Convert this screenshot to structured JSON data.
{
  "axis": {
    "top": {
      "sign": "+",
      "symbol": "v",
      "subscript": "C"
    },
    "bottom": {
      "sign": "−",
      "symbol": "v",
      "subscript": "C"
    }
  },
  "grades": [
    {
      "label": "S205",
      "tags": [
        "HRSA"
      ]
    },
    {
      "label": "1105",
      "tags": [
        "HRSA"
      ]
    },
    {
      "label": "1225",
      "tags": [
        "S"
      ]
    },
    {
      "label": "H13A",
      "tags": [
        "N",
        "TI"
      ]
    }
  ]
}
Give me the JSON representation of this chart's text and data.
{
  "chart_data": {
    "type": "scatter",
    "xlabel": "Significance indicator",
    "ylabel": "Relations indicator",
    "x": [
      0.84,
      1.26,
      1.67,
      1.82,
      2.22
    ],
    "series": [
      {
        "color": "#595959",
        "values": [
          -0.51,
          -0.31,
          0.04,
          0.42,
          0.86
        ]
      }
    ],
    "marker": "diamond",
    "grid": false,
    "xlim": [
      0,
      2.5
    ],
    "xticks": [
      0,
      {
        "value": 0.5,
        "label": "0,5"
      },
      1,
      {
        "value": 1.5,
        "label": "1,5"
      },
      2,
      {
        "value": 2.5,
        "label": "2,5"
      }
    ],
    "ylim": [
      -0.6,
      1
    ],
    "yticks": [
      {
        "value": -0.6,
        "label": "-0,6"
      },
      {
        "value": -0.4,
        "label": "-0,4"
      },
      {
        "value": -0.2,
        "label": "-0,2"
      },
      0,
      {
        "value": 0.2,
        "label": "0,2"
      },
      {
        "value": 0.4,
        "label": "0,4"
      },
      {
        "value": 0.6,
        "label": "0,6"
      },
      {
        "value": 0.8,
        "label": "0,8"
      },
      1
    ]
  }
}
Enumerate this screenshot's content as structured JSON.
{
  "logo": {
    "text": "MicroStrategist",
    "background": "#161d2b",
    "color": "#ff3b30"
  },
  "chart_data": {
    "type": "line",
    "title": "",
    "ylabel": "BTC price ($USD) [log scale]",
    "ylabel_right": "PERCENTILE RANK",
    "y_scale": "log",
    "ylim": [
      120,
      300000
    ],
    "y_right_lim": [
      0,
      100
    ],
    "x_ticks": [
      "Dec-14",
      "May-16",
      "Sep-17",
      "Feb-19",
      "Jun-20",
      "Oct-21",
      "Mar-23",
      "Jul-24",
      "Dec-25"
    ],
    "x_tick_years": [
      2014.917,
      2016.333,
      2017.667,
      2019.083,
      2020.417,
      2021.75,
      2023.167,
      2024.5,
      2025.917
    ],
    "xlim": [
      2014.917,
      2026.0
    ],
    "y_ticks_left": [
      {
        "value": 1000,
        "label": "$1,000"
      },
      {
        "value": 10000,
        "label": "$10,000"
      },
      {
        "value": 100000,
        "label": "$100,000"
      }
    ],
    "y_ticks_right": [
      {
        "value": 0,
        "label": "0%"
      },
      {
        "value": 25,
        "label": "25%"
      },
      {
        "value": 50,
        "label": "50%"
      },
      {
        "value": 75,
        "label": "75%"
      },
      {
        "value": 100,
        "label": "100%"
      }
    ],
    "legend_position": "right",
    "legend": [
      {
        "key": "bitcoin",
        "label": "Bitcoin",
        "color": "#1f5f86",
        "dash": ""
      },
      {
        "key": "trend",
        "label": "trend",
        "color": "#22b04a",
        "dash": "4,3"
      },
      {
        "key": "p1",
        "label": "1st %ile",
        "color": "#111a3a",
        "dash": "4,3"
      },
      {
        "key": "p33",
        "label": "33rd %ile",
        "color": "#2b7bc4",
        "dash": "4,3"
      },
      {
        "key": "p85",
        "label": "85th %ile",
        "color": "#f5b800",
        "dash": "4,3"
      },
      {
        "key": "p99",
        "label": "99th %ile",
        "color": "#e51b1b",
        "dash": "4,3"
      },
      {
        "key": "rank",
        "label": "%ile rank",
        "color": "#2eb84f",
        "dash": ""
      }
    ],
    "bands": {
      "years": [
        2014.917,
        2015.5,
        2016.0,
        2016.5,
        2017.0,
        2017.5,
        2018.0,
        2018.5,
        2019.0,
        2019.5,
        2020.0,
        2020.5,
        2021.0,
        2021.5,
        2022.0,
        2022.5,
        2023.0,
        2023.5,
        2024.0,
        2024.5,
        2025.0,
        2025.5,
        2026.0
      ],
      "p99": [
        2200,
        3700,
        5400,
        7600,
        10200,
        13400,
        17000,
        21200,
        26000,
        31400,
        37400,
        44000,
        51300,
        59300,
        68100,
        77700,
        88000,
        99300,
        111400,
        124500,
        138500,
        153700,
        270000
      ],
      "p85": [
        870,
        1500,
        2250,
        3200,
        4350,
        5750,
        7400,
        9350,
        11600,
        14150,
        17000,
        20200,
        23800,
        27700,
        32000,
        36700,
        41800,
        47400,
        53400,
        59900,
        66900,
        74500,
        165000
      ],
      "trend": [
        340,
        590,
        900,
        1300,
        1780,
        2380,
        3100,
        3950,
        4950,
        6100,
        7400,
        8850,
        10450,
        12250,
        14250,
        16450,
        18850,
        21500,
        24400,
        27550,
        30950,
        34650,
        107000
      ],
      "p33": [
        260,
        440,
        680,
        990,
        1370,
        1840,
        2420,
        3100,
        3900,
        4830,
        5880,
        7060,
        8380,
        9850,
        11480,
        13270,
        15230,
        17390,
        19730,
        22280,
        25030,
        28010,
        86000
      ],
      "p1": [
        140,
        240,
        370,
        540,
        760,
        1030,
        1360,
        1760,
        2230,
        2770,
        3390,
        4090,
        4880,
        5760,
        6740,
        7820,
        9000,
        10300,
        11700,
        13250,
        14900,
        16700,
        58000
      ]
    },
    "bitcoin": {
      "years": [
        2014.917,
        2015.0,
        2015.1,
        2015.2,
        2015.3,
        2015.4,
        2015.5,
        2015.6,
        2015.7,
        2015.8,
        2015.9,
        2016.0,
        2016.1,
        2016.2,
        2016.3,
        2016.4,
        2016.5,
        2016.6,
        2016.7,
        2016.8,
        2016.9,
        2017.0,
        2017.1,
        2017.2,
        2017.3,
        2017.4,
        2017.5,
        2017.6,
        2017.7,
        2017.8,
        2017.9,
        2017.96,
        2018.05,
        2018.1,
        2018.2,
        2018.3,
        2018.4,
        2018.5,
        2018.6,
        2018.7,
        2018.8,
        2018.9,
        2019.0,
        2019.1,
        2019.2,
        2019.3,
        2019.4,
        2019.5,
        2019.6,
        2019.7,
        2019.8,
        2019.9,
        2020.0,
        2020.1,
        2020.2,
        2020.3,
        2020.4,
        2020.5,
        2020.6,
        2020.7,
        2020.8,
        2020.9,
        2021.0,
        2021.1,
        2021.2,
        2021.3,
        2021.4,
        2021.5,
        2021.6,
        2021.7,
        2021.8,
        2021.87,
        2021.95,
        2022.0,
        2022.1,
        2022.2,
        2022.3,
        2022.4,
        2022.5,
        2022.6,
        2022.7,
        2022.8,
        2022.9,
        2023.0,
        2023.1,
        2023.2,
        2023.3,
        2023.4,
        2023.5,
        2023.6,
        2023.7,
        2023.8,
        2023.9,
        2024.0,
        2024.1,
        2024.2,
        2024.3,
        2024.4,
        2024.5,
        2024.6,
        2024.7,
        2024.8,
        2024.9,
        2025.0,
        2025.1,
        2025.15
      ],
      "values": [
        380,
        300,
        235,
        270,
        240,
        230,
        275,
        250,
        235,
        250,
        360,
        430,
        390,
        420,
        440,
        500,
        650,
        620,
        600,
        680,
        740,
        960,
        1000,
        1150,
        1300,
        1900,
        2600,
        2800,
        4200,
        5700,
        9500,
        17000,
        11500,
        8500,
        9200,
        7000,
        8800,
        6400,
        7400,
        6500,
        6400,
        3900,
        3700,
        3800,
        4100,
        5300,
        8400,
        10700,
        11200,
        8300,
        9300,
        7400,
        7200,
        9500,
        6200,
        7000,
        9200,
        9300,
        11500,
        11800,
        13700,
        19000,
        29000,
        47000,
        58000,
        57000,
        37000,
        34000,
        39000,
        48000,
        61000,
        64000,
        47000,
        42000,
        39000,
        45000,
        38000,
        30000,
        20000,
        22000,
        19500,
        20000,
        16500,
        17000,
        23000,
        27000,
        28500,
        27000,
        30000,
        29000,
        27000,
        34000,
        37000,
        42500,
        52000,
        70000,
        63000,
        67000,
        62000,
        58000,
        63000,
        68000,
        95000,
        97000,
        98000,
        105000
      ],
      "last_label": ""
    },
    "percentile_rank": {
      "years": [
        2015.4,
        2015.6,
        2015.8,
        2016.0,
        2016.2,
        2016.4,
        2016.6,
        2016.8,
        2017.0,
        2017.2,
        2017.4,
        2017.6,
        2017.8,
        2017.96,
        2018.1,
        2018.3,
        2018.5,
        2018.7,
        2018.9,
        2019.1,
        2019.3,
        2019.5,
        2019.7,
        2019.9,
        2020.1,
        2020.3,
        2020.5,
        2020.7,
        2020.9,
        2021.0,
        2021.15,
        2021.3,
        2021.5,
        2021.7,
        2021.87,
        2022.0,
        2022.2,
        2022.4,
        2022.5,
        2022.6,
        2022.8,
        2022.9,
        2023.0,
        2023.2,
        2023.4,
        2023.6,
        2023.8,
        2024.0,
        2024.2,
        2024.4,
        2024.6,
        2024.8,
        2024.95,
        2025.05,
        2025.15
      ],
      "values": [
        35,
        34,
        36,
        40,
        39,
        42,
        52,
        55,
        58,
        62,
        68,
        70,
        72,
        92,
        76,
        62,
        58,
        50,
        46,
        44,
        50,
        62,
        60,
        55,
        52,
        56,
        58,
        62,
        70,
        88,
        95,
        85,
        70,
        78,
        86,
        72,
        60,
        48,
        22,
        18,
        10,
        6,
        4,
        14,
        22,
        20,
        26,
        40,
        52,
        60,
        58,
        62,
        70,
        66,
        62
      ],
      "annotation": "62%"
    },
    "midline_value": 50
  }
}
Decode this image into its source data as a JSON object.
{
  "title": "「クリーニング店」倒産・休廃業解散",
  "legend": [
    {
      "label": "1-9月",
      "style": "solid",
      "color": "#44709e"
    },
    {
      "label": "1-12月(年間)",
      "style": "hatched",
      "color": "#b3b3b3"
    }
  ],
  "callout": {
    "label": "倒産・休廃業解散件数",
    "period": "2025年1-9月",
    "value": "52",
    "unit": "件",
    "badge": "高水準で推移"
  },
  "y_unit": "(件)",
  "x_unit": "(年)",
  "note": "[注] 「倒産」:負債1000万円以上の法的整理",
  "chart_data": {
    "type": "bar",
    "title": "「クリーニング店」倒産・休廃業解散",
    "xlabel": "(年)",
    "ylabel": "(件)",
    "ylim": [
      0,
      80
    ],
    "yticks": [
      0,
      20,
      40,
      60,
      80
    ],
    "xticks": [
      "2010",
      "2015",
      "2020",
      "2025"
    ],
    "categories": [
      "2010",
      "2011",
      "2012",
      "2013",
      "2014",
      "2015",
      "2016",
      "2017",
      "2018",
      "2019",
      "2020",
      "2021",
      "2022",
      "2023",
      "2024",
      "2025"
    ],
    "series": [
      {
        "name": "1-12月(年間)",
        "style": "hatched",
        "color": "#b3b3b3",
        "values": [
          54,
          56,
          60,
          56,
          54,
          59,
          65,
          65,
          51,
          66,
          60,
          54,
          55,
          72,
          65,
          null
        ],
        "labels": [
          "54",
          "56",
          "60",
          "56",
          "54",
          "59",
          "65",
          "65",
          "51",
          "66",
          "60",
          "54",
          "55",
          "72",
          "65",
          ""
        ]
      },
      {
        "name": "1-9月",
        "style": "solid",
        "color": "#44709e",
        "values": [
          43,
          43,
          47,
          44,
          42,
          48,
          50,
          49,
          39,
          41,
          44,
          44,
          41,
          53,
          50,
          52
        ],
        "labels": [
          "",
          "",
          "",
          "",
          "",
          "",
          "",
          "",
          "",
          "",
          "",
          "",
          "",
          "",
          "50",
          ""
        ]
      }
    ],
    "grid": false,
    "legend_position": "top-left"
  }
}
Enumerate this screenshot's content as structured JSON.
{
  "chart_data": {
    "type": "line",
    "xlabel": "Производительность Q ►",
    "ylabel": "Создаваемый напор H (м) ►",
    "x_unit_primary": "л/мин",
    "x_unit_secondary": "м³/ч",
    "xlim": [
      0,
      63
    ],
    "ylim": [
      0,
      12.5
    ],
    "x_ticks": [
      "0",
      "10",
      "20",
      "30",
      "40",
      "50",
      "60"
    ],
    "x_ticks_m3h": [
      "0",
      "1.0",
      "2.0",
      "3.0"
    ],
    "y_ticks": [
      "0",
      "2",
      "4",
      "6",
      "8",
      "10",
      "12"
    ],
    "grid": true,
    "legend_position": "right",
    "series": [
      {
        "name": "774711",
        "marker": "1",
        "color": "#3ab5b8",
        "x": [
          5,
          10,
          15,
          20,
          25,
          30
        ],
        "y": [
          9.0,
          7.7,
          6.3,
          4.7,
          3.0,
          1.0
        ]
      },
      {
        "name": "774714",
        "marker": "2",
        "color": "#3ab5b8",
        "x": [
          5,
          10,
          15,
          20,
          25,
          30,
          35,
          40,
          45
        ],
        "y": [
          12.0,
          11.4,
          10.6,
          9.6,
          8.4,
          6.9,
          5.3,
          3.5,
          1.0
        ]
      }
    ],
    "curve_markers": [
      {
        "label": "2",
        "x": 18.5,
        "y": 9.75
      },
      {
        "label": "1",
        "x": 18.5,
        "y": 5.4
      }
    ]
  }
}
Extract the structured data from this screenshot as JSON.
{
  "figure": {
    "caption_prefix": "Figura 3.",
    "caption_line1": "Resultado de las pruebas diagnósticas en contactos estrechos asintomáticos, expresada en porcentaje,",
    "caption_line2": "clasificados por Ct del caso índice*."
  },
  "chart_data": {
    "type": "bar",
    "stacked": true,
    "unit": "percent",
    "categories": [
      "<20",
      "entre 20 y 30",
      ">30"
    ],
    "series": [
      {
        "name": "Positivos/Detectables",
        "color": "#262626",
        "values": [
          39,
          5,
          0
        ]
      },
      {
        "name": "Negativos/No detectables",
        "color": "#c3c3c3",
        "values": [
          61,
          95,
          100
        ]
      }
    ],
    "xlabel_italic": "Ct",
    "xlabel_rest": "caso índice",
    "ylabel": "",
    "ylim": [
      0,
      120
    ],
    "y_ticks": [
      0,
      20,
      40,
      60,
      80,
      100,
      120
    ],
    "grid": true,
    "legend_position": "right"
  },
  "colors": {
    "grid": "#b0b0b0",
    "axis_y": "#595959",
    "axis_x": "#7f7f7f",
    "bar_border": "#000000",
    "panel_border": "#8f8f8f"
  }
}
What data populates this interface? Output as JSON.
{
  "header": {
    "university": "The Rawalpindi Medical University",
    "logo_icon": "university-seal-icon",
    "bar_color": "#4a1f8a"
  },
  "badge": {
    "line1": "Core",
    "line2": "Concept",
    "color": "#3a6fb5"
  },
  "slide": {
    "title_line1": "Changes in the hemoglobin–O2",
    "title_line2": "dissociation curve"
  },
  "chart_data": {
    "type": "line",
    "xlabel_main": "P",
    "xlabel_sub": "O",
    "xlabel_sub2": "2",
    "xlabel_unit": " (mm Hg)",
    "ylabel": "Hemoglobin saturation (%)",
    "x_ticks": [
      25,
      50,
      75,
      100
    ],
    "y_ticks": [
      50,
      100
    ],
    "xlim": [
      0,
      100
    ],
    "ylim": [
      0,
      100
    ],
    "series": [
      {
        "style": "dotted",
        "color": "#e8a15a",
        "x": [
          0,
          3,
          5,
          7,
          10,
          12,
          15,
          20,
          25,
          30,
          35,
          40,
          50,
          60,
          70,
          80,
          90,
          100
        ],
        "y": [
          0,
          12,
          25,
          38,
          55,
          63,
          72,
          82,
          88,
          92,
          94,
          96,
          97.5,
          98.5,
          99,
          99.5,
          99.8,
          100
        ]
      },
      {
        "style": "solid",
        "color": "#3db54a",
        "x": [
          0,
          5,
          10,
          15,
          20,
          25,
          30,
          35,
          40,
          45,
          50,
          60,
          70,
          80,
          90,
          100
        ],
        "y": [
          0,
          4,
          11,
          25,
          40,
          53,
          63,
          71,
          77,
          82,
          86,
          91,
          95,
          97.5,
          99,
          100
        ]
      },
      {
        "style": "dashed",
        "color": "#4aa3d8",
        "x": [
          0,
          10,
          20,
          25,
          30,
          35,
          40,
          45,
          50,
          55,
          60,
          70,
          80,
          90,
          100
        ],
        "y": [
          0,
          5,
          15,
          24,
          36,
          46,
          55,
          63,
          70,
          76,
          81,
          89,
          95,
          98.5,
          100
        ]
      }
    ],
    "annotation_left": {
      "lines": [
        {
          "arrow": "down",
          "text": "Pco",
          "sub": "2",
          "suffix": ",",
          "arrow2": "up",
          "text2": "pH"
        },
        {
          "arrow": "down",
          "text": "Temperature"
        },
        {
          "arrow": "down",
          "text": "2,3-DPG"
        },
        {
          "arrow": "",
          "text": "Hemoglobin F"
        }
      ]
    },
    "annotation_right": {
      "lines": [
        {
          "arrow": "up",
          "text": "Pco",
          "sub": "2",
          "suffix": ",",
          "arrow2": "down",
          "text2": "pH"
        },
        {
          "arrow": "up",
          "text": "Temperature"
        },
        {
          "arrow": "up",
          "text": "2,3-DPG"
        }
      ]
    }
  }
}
*-*-*
### [Exercise aim]
State only how many lines in the material include "índice".

### [Answer to the task]
2